'''

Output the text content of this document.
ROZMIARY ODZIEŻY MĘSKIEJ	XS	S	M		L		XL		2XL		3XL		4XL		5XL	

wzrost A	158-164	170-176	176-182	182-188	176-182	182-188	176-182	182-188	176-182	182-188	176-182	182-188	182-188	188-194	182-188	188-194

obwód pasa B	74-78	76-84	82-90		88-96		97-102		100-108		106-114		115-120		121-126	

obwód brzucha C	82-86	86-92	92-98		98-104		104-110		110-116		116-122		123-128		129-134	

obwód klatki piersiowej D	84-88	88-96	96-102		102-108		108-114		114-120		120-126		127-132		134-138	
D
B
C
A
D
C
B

'''

* [Exercise goal]: Repeat the data verbatim.

* [Solution to the exercise]:
Output the text content of this document.
ROZMIARY ODZIEŻY MĘSKIEJ	XS	S	M		L		XL		2XL		3XL		4XL		5XL	

wzrost A	158-164	170-176	176-182	182-188	176-182	182-188	176-182	182-188	176-182	182-188	176-182	182-188	182-188	188-194	182-188	188-194

obwód pasa B	74-78	76-84	82-90		88-96		97-102		100-108		106-114		115-120		121-126	

obwód brzucha C	82-86	86-92	92-98		98-104		104-110		110-116		116-122		123-128		129-134	

obwód klatki piersiowej D	84-88	88-96	96-102		102-108		108-114		114-120		120-126		127-132		134-138	
D
B
C
A
D
C
B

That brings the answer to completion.